Pick out the lines containing "heading".
►
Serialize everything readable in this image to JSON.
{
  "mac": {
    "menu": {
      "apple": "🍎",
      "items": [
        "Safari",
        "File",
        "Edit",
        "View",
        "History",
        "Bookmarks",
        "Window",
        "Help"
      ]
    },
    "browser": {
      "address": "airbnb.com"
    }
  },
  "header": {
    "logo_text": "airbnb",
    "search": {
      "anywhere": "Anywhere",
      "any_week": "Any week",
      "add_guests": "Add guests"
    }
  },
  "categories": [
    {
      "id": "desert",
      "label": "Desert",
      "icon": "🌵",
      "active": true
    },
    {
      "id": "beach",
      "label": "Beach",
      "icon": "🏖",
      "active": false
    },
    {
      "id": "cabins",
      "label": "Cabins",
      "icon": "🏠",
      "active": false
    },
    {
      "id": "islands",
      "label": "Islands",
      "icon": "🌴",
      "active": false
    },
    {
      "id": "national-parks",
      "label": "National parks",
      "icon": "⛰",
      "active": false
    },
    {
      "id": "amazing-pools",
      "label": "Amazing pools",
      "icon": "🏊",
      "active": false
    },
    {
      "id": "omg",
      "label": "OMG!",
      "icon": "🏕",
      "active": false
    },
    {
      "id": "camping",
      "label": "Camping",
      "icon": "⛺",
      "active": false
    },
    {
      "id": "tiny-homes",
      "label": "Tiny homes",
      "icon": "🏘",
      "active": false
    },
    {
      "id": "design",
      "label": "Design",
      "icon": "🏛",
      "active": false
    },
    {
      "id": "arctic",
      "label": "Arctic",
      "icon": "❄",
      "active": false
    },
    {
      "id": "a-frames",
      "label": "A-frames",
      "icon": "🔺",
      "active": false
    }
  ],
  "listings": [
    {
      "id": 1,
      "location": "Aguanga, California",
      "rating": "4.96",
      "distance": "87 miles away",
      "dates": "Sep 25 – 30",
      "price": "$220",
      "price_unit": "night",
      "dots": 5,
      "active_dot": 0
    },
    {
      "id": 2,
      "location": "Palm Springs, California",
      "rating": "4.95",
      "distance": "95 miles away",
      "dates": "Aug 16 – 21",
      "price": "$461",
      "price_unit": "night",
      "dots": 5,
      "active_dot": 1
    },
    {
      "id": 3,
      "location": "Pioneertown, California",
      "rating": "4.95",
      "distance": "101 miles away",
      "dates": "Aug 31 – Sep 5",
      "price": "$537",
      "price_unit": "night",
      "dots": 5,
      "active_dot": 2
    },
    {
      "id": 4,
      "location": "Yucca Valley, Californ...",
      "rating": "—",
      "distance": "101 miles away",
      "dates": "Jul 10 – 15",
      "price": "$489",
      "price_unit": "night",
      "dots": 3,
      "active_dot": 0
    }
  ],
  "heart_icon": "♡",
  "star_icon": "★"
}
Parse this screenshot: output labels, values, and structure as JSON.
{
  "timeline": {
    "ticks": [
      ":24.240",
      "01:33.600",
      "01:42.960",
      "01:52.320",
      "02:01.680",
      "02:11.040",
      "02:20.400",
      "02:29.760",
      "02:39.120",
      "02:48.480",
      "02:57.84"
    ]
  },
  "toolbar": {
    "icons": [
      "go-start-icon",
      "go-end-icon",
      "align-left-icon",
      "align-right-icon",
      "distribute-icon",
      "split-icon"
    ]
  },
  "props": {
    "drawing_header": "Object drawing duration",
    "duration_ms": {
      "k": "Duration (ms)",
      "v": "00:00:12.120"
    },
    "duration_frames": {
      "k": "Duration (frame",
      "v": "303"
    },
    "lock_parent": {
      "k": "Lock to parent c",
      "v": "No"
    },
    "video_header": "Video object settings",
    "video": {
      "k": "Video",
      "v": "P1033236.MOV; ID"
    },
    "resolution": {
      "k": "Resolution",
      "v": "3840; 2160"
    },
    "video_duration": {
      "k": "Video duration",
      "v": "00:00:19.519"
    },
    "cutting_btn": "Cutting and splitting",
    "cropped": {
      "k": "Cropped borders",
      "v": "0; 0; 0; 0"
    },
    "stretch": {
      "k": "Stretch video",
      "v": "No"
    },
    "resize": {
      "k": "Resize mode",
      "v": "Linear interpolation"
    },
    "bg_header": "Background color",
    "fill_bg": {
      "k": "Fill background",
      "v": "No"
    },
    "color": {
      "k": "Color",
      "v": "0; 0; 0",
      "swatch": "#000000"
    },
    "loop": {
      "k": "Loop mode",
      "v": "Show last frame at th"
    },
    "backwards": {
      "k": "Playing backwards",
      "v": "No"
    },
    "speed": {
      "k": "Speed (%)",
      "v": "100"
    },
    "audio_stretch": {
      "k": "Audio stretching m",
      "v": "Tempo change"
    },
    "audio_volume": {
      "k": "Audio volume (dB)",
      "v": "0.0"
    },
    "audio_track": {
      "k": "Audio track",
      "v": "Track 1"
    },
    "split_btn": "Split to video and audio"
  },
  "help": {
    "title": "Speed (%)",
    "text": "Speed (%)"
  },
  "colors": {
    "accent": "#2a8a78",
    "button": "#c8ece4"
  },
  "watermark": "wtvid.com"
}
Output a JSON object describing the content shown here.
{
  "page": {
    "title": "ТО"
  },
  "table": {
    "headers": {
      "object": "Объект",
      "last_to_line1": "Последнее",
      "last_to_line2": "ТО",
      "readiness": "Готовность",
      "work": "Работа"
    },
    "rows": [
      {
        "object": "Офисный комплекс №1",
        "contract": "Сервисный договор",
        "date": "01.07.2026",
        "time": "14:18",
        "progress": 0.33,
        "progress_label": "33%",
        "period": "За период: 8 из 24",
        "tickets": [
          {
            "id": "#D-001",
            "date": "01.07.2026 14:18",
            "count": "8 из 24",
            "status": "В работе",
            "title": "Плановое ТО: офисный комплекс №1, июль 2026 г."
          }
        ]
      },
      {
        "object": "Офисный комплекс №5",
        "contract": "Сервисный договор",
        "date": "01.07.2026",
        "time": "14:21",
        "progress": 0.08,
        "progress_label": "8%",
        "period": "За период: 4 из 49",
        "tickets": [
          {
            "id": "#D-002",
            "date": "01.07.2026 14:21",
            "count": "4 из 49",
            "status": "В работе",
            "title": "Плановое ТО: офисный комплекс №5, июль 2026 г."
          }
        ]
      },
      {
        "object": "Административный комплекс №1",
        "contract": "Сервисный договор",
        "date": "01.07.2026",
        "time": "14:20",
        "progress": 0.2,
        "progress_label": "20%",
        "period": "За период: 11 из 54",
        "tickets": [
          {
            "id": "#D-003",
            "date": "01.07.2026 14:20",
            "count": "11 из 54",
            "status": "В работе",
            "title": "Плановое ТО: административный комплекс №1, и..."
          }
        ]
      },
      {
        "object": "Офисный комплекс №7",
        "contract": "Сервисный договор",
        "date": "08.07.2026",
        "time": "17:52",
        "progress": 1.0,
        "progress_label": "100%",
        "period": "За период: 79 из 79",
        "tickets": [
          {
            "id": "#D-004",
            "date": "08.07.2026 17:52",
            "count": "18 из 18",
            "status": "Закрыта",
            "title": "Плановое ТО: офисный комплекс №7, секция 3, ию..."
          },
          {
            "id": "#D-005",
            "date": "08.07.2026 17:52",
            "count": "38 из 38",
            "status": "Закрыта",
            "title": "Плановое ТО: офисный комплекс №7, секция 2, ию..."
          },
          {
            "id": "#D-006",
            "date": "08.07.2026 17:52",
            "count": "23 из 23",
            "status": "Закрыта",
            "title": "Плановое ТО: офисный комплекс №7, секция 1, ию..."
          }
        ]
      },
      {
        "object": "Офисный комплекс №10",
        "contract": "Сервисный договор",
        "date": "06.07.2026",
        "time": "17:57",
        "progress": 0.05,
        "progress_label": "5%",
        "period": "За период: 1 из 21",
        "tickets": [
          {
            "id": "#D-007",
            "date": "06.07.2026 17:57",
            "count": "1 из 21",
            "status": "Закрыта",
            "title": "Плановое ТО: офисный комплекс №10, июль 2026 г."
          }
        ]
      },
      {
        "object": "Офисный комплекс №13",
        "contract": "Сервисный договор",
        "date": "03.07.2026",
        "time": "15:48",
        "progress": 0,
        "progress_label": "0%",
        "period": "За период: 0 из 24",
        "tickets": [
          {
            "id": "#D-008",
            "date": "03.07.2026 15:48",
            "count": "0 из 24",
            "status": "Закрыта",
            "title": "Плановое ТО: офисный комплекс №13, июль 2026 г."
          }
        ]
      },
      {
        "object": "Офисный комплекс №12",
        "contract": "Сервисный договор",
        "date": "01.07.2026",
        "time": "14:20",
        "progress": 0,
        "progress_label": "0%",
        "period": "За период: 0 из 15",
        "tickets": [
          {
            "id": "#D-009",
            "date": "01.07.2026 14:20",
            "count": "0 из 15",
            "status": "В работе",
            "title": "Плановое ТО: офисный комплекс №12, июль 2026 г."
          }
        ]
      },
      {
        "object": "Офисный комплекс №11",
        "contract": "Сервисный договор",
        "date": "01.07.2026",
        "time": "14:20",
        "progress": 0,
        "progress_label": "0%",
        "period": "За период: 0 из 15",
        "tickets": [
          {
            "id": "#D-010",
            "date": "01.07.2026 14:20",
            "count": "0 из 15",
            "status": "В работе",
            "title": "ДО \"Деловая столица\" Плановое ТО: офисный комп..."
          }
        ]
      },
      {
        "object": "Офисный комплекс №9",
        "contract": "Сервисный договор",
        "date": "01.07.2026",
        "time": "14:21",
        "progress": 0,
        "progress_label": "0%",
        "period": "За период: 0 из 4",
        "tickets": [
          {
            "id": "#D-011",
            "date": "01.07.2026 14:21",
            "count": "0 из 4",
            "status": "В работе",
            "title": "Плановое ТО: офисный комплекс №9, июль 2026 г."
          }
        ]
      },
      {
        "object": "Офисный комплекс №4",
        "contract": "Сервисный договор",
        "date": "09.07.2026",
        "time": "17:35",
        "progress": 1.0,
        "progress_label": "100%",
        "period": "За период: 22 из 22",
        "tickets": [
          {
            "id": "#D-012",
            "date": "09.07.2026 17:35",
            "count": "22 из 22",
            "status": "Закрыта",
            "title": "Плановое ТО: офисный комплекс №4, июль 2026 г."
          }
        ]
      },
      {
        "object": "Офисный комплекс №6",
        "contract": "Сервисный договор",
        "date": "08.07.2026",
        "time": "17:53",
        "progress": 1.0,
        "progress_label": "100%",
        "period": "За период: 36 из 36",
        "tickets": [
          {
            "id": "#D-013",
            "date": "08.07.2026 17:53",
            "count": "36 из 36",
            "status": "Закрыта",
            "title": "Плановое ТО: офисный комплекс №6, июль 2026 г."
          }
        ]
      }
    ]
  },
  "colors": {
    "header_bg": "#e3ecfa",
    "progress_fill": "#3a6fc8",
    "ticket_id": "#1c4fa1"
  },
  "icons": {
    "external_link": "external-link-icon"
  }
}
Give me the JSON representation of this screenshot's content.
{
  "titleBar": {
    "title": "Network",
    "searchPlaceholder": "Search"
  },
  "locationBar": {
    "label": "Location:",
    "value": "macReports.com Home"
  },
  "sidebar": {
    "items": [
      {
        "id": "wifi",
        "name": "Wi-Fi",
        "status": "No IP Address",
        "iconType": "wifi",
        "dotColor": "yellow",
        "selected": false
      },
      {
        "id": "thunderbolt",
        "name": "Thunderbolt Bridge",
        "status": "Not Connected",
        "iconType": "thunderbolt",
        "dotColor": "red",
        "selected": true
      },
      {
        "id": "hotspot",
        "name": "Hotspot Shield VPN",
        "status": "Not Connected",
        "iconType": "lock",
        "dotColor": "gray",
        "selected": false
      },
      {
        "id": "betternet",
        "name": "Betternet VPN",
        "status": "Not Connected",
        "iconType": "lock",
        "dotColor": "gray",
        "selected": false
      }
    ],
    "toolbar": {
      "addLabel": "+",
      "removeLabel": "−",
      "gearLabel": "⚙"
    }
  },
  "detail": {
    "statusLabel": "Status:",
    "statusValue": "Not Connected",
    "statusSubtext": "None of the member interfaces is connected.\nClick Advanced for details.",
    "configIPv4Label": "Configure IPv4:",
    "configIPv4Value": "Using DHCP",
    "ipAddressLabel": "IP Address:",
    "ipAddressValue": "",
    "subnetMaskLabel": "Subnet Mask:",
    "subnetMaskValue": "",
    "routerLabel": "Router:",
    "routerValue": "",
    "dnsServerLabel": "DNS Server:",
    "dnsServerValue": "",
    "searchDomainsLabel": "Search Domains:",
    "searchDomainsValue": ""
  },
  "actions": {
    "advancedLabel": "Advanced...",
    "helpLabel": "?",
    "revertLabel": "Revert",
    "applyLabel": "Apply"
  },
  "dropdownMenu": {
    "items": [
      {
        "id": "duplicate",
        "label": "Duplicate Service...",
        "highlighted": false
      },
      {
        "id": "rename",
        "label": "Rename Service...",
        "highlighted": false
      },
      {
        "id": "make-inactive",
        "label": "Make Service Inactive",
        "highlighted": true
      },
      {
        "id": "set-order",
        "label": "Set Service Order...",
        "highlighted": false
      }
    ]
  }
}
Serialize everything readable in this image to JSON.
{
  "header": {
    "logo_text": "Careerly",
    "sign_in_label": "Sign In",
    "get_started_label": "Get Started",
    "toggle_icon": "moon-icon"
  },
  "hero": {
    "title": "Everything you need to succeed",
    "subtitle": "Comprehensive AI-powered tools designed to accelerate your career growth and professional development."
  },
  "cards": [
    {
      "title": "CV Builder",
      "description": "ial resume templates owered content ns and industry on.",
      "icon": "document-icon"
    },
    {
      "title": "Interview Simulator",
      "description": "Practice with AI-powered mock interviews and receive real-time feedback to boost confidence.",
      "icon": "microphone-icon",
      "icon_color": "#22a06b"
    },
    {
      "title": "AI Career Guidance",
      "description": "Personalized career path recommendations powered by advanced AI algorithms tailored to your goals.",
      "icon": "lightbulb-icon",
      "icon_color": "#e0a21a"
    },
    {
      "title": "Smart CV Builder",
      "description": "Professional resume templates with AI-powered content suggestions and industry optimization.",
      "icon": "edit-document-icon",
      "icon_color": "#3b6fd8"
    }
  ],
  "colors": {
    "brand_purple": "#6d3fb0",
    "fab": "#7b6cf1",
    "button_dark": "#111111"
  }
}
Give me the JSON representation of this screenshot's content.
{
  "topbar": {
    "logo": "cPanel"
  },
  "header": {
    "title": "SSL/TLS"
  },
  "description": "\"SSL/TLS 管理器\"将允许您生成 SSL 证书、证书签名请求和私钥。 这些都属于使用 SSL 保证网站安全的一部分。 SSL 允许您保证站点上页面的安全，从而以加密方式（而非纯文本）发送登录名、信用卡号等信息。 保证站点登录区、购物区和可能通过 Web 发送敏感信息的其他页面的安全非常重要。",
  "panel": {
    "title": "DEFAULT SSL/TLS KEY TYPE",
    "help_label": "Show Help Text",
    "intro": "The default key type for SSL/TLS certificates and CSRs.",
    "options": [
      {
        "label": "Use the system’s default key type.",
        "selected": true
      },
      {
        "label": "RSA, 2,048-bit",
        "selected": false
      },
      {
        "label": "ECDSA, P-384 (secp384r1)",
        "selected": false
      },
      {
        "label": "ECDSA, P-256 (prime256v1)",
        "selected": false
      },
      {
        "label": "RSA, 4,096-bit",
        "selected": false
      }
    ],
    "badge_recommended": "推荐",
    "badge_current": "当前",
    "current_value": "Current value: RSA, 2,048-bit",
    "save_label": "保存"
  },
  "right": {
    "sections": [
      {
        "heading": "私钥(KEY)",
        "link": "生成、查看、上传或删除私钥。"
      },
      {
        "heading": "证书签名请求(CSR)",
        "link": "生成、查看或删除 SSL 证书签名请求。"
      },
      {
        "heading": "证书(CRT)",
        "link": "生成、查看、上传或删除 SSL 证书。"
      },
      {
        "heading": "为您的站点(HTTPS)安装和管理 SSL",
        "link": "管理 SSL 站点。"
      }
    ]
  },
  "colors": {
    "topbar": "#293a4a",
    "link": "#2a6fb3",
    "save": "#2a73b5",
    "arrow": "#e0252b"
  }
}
◄
#### EXERCISE SOLUTION
        "heading": "私钥(KEY)",
        "heading": "证书签名请求(CSR)",
        "heading": "证书(CRT)",
        "heading": "为您的站点(HTTPS)安装和管理 SSL",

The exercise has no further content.